■ Set exercise ■
Each entry in the listing below should be restated word for word.

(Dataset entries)
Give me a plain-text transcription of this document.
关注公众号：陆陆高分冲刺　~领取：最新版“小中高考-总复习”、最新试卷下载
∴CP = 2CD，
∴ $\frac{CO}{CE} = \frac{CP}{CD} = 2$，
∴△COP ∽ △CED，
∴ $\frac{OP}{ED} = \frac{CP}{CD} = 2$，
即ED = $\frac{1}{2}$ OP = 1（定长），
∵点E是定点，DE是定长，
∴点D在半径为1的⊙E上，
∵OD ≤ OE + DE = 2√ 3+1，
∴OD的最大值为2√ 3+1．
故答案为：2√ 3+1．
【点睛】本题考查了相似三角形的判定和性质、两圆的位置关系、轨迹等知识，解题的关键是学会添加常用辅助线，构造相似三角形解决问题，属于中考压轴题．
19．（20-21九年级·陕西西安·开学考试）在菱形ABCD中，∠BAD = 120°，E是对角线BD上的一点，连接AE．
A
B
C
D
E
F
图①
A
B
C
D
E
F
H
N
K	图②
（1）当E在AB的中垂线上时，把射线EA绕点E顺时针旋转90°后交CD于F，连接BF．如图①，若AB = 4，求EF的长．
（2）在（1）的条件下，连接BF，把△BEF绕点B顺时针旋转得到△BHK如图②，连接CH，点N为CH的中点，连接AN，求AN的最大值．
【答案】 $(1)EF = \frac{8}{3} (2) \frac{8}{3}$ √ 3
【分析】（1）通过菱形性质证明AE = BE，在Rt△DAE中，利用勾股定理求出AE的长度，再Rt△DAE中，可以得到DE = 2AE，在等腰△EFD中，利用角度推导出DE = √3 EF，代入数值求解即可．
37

■ Exercise answer ■
Give me a plain-text transcription of this document.
关注公众号：陆陆高分冲刺　~领取：最新版“小中高考-总复习”、最新试卷下载
∴CP = 2CD，
∴ $\frac{CO}{CE} = \frac{CP}{CD} = 2$，
∴△COP ∽ △CED，
∴ $\frac{OP}{ED} = \frac{CP}{CD} = 2$，
即ED = $\frac{1}{2}$ OP = 1（定长），
∵点E是定点，DE是定长，
∴点D在半径为1的⊙E上，
∵OD ≤ OE + DE = 2√ 3+1，
∴OD的最大值为2√ 3+1．
故答案为：2√ 3+1．
【点睛】本题考查了相似三角形的判定和性质、两圆的位置关系、轨迹等知识，解题的关键是学会添加常用辅助线，构造相似三角形解决问题，属于中考压轴题．
19．（20-21九年级·陕西西安·开学考试）在菱形ABCD中，∠BAD = 120°，E是对角线BD上的一点，连接AE．
A
B
C
D
E
F
图①
A
B
C
D
E
F
H
N
K	图②
（1）当E在AB的中垂线上时，把射线EA绕点E顺时针旋转90°后交CD于F，连接BF．如图①，若AB = 4，求EF的长．
（2）在（1）的条件下，连接BF，把△BEF绕点B顺时针旋转得到△BHK如图②，连接CH，点N为CH的中点，连接AN，求AN的最大值．
【答案】 $(1)EF = \frac{8}{3} (2) \frac{8}{3}$ √ 3
【分析】（1）通过菱形性质证明AE = BE，在Rt△DAE中，利用勾股定理求出AE的长度，再Rt△DAE中，可以得到DE = 2AE，在等腰△EFD中，利用角度推导出DE = √3 EF，代入数值求解即可．
37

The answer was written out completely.